-- SUPPLIED DATA --
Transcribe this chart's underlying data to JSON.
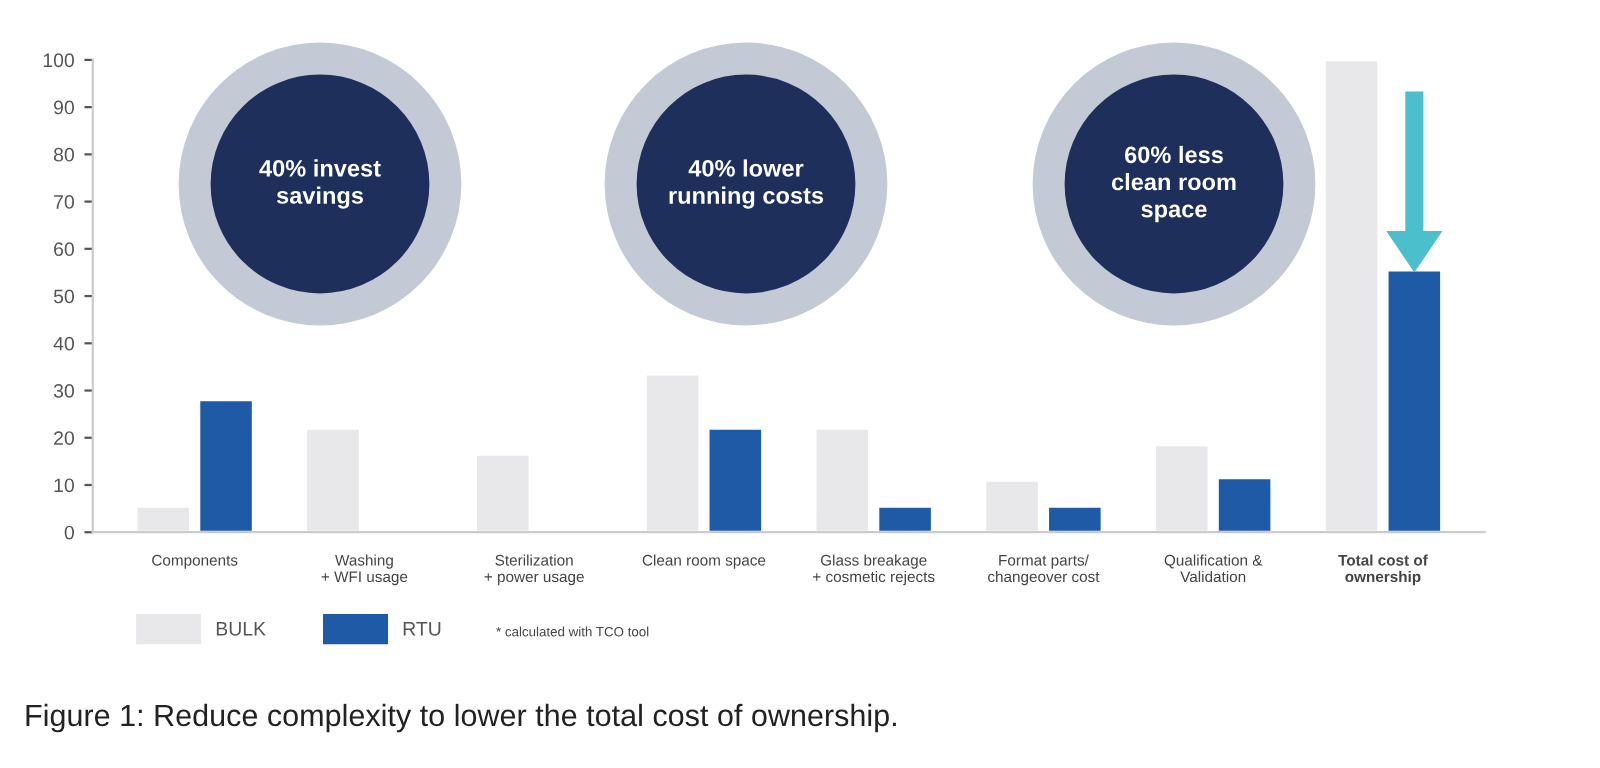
{
  "chart_data": {
    "type": "bar",
    "categories": [
      "Components",
      "Washing\n+ WFI usage",
      "Sterilization\n+ power usage",
      "Clean room space",
      "Glass breakage\n+ cosmetic rejects",
      "Format parts/\nchangeover cost",
      "Qualification &\nValidation",
      "Total cost of\nownership"
    ],
    "series": [
      {
        "name": "BULK",
        "color": "#e8e8ea",
        "values": [
          5.5,
          22,
          16.5,
          33.5,
          22,
          11,
          18.5,
          100
        ]
      },
      {
        "name": "RTU",
        "color": "#1f5aa6",
        "values": [
          28,
          null,
          null,
          22,
          5.5,
          5.5,
          11.5,
          55.5
        ]
      }
    ],
    "ylim": [
      0,
      100
    ],
    "yticks": [
      0,
      10,
      20,
      30,
      40,
      50,
      60,
      70,
      80,
      90,
      100
    ],
    "grid": false,
    "legend": "bottom",
    "annotations": [
      "40% invest\nsavings",
      "40% lower\nrunning costs",
      "60% less\nclean room\nspace",
      "* calculated with TCO tool",
      "Figure 1: Reduce complexity to lower the total cost of ownership."
    ]
  }
}
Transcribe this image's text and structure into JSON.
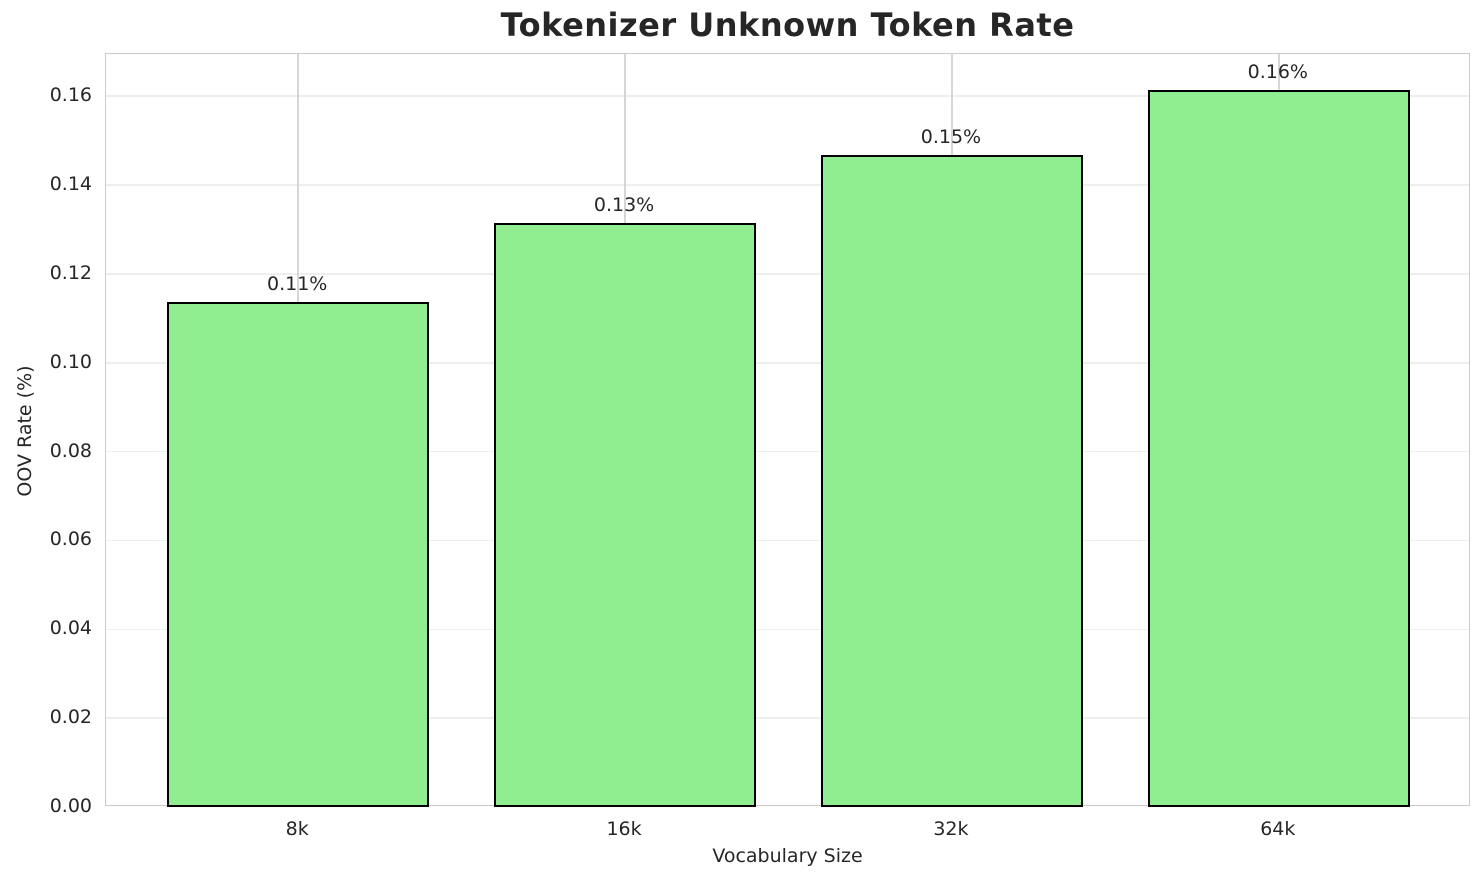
{
  "chart_data": {
    "type": "bar",
    "title": "Tokenizer Unknown Token Rate",
    "xlabel": "Vocabulary Size",
    "ylabel": "OOV Rate (%)",
    "categories": [
      "8k",
      "16k",
      "32k",
      "64k"
    ],
    "values": [
      0.1136,
      0.1314,
      0.1467,
      0.1613
    ],
    "bar_labels": [
      "0.11%",
      "0.13%",
      "0.15%",
      "0.16%"
    ],
    "yticks": [
      0.0,
      0.02,
      0.04,
      0.06,
      0.08,
      0.1,
      0.12,
      0.14,
      0.16
    ],
    "ytick_labels": [
      "0.00",
      "0.02",
      "0.04",
      "0.06",
      "0.08",
      "0.10",
      "0.12",
      "0.14",
      "0.16"
    ],
    "ylim": [
      0,
      0.1695
    ],
    "xlim": [
      -0.588,
      3.588
    ],
    "bar_width": 0.8,
    "grid": true,
    "legend": false,
    "bar_color": "#90EE90",
    "bar_edge_color": "#000000",
    "text_color": "#262626"
  }
}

-- PROMPT --
Which lines above contain the word "room"? Copy each of them.

-- WRITTEN ANSWER --
      "Clean room space",
      "60% less\nclean room\nspace",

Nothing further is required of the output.